Given exercise
The records below need retyping in full; give them again exactly.

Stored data
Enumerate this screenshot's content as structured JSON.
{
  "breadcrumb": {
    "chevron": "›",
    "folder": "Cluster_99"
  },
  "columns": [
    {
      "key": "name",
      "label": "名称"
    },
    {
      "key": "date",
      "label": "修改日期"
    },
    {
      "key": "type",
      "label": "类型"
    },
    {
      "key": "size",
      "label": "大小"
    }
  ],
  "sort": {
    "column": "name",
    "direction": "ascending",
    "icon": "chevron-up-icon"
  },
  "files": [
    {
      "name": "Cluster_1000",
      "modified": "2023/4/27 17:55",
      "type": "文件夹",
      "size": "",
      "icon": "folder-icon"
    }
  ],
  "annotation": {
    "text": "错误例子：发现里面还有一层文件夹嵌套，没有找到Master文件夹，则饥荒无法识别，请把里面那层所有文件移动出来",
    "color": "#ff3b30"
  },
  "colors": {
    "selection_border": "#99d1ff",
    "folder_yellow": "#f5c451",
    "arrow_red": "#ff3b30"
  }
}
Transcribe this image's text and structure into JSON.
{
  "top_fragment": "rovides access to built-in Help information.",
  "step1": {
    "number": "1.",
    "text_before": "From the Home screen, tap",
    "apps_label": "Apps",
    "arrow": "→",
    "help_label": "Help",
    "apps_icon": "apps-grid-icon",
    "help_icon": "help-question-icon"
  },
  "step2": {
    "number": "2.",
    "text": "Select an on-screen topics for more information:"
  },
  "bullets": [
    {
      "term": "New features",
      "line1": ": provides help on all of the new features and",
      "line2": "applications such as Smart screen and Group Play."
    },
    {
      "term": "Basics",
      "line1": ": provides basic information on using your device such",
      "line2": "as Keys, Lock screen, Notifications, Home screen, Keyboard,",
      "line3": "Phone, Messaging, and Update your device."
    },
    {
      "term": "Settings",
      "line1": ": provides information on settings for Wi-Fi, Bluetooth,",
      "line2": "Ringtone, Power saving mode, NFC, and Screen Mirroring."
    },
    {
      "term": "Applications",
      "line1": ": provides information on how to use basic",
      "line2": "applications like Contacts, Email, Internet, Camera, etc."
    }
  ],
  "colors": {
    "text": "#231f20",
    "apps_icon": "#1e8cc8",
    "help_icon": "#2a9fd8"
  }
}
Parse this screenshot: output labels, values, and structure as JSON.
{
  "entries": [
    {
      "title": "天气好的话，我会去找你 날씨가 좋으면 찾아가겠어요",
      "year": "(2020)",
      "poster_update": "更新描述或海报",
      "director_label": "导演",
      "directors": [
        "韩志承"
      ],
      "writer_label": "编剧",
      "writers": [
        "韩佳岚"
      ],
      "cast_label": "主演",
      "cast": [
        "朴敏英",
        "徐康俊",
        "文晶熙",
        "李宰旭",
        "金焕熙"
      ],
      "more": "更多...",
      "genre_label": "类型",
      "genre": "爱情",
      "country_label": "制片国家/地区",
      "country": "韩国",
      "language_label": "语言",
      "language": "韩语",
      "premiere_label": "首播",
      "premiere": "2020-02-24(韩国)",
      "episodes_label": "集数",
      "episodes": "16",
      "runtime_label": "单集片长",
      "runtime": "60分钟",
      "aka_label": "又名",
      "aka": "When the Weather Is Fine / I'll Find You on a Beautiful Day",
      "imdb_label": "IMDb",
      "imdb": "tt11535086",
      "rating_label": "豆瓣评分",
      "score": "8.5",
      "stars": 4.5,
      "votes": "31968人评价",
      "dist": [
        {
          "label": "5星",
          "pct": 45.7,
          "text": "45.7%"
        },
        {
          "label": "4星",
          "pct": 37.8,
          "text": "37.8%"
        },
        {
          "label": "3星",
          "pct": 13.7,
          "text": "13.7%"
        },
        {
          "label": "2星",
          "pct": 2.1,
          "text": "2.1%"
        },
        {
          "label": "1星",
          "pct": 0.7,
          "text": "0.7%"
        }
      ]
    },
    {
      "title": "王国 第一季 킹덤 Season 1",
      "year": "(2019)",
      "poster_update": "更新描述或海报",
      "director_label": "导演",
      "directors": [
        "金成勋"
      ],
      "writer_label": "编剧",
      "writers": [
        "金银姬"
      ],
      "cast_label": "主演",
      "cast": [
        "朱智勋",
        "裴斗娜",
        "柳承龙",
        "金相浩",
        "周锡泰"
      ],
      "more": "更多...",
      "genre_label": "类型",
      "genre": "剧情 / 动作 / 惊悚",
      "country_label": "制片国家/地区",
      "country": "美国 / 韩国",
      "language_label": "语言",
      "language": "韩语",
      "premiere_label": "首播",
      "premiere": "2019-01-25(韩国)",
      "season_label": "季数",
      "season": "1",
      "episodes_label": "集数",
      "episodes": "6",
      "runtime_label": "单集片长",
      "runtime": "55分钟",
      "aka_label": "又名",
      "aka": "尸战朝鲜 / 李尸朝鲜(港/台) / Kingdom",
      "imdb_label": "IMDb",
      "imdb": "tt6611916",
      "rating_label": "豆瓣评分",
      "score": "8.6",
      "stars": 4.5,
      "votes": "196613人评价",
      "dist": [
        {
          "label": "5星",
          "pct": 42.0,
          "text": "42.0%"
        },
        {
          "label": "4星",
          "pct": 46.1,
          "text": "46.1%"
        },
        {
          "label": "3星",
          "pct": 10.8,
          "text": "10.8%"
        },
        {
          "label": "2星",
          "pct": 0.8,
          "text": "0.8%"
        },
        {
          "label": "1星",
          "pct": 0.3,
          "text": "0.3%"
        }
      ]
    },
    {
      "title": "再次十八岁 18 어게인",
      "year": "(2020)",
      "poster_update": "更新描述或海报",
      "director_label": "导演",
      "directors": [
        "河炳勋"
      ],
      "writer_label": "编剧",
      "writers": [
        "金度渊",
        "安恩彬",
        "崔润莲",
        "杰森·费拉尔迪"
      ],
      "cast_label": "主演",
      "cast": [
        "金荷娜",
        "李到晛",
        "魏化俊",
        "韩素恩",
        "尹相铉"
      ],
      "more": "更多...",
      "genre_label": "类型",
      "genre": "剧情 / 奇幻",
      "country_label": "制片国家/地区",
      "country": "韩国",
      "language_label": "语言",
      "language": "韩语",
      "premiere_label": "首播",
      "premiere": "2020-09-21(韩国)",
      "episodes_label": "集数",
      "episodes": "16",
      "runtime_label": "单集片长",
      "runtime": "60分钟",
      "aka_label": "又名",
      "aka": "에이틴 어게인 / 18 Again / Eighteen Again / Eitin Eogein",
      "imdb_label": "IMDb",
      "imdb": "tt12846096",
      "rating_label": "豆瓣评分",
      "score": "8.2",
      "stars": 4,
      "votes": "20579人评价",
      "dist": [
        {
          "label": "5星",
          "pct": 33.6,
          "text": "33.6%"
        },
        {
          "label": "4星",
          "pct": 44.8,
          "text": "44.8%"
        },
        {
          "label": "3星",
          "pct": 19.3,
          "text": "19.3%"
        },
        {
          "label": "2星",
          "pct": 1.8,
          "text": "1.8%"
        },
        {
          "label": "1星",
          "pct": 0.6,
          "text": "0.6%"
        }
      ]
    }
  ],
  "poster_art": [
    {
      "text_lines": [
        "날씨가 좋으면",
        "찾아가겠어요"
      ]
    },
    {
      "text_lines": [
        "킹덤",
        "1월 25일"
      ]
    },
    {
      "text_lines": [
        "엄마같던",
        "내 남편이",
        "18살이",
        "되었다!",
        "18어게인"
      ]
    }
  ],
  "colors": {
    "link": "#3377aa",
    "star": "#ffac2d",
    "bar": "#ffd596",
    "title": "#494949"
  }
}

Result below
Enumerate this screenshot's content as structured JSON.
{
  "breadcrumb": {
    "chevron": "›",
    "folder": "Cluster_99"
  },
  "columns": [
    {
      "key": "name",
      "label": "名称"
    },
    {
      "key": "date",
      "label": "修改日期"
    },
    {
      "key": "type",
      "label": "类型"
    },
    {
      "key": "size",
      "label": "大小"
    }
  ],
  "sort": {
    "column": "name",
    "direction": "ascending",
    "icon": "chevron-up-icon"
  },
  "files": [
    {
      "name": "Cluster_1000",
      "modified": "2023/4/27 17:55",
      "type": "文件夹",
      "size": "",
      "icon": "folder-icon"
    }
  ],
  "annotation": {
    "text": "错误例子：发现里面还有一层文件夹嵌套，没有找到Master文件夹，则饥荒无法识别，请把里面那层所有文件移动出来",
    "color": "#ff3b30"
  },
  "colors": {
    "selection_border": "#99d1ff",
    "folder_yellow": "#f5c451",
    "arrow_red": "#ff3b30"
  }
}
Transcribe this image's text and structure into JSON.
{
  "top_fragment": "rovides access to built-in Help information.",
  "step1": {
    "number": "1.",
    "text_before": "From the Home screen, tap",
    "apps_label": "Apps",
    "arrow": "→",
    "help_label": "Help",
    "apps_icon": "apps-grid-icon",
    "help_icon": "help-question-icon"
  },
  "step2": {
    "number": "2.",
    "text": "Select an on-screen topics for more information:"
  },
  "bullets": [
    {
      "term": "New features",
      "line1": ": provides help on all of the new features and",
      "line2": "applications such as Smart screen and Group Play."
    },
    {
      "term": "Basics",
      "line1": ": provides basic information on using your device such",
      "line2": "as Keys, Lock screen, Notifications, Home screen, Keyboard,",
      "line3": "Phone, Messaging, and Update your device."
    },
    {
      "term": "Settings",
      "line1": ": provides information on settings for Wi-Fi, Bluetooth,",
      "line2": "Ringtone, Power saving mode, NFC, and Screen Mirroring."
    },
    {
      "term": "Applications",
      "line1": ": provides information on how to use basic",
      "line2": "applications like Contacts, Email, Internet, Camera, etc."
    }
  ],
  "colors": {
    "text": "#231f20",
    "apps_icon": "#1e8cc8",
    "help_icon": "#2a9fd8"
  }
}
Parse this screenshot: output labels, values, and structure as JSON.
{
  "entries": [
    {
      "title": "天气好的话，我会去找你 날씨가 좋으면 찾아가겠어요",
      "year": "(2020)",
      "poster_update": "更新描述或海报",
      "director_label": "导演",
      "directors": [
        "韩志承"
      ],
      "writer_label": "编剧",
      "writers": [
        "韩佳岚"
      ],
      "cast_label": "主演",
      "cast": [
        "朴敏英",
        "徐康俊",
        "文晶熙",
        "李宰旭",
        "金焕熙"
      ],
      "more": "更多...",
      "genre_label": "类型",
      "genre": "爱情",
      "country_label": "制片国家/地区",
      "country": "韩国",
      "language_label": "语言",
      "language": "韩语",
      "premiere_label": "首播",
      "premiere": "2020-02-24(韩国)",
      "episodes_label": "集数",
      "episodes": "16",
      "runtime_label": "单集片长",
      "runtime": "60分钟",
      "aka_label": "又名",
      "aka": "When the Weather Is Fine / I'll Find You on a Beautiful Day",
      "imdb_label": "IMDb",
      "imdb": "tt11535086",
      "rating_label": "豆瓣评分",
      "score": "8.5",
      "stars": 4.5,
      "votes": "31968人评价",
      "dist": [
        {
          "label": "5星",
          "pct": 45.7,
          "text": "45.7%"
        },
        {
          "label": "4星",
          "pct": 37.8,
          "text": "37.8%"
        },
        {
          "label": "3星",
          "pct": 13.7,
          "text": "13.7%"
        },
        {
          "label": "2星",
          "pct": 2.1,
          "text": "2.1%"
        },
        {
          "label": "1星",
          "pct": 0.7,
          "text": "0.7%"
        }
      ]
    },
    {
      "title": "王国 第一季 킹덤 Season 1",
      "year": "(2019)",
      "poster_update": "更新描述或海报",
      "director_label": "导演",
      "directors": [
        "金成勋"
      ],
      "writer_label": "编剧",
      "writers": [
        "金银姬"
      ],
      "cast_label": "主演",
      "cast": [
        "朱智勋",
        "裴斗娜",
        "柳承龙",
        "金相浩",
        "周锡泰"
      ],
      "more": "更多...",
      "genre_label": "类型",
      "genre": "剧情 / 动作 / 惊悚",
      "country_label": "制片国家/地区",
      "country": "美国 / 韩国",
      "language_label": "语言",
      "language": "韩语",
      "premiere_label": "首播",
      "premiere": "2019-01-25(韩国)",
      "season_label": "季数",
      "season": "1",
      "episodes_label": "集数",
      "episodes": "6",
      "runtime_label": "单集片长",
      "runtime": "55分钟",
      "aka_label": "又名",
      "aka": "尸战朝鲜 / 李尸朝鲜(港/台) / Kingdom",
      "imdb_label": "IMDb",
      "imdb": "tt6611916",
      "rating_label": "豆瓣评分",
      "score": "8.6",
      "stars": 4.5,
      "votes": "196613人评价",
      "dist": [
        {
          "label": "5星",
          "pct": 42.0,
          "text": "42.0%"
        },
        {
          "label": "4星",
          "pct": 46.1,
          "text": "46.1%"
        },
        {
          "label": "3星",
          "pct": 10.8,
          "text": "10.8%"
        },
        {
          "label": "2星",
          "pct": 0.8,
          "text": "0.8%"
        },
        {
          "label": "1星",
          "pct": 0.3,
          "text": "0.3%"
        }
      ]
    },
    {
      "title": "再次十八岁 18 어게인",
      "year": "(2020)",
      "poster_update": "更新描述或海报",
      "director_label": "导演",
      "directors": [
        "河炳勋"
      ],
      "writer_label": "编剧",
      "writers": [
        "金度渊",
        "安恩彬",
        "崔润莲",
        "杰森·费拉尔迪"
      ],
      "cast_label": "主演",
      "cast": [
        "金荷娜",
        "李到晛",
        "魏化俊",
        "韩素恩",
        "尹相铉"
      ],
      "more": "更多...",
      "genre_label": "类型",
      "genre": "剧情 / 奇幻",
      "country_label": "制片国家/地区",
      "country": "韩国",
      "language_label": "语言",
      "language": "韩语",
      "premiere_label": "首播",
      "premiere": "2020-09-21(韩国)",
      "episodes_label": "集数",
      "episodes": "16",
      "runtime_label": "单集片长",
      "runtime": "60分钟",
      "aka_label": "又名",
      "aka": "에이틴 어게인 / 18 Again / Eighteen Again / Eitin Eogein",
      "imdb_label": "IMDb",
      "imdb": "tt12846096",
      "rating_label": "豆瓣评分",
      "score": "8.2",
      "stars": 4,
      "votes": "20579人评价",
      "dist": [
        {
          "label": "5星",
          "pct": 33.6,
          "text": "33.6%"
        },
        {
          "label": "4星",
          "pct": 44.8,
          "text": "44.8%"
        },
        {
          "label": "3星",
          "pct": 19.3,
          "text": "19.3%"
        },
        {
          "label": "2星",
          "pct": 1.8,
          "text": "1.8%"
        },
        {
          "label": "1星",
          "pct": 0.6,
          "text": "0.6%"
        }
      ]
    }
  ],
  "poster_art": [
    {
      "text_lines": [
        "날씨가 좋으면",
        "찾아가겠어요"
      ]
    },
    {
      "text_lines": [
        "킹덤",
        "1월 25일"
      ]
    },
    {
      "text_lines": [
        "엄마같던",
        "내 남편이",
        "18살이",
        "되었다!",
        "18어게인"
      ]
    }
  ],
  "colors": {
    "link": "#3377aa",
    "star": "#ffac2d",
    "bar": "#ffd596",
    "title": "#494949"
  }
}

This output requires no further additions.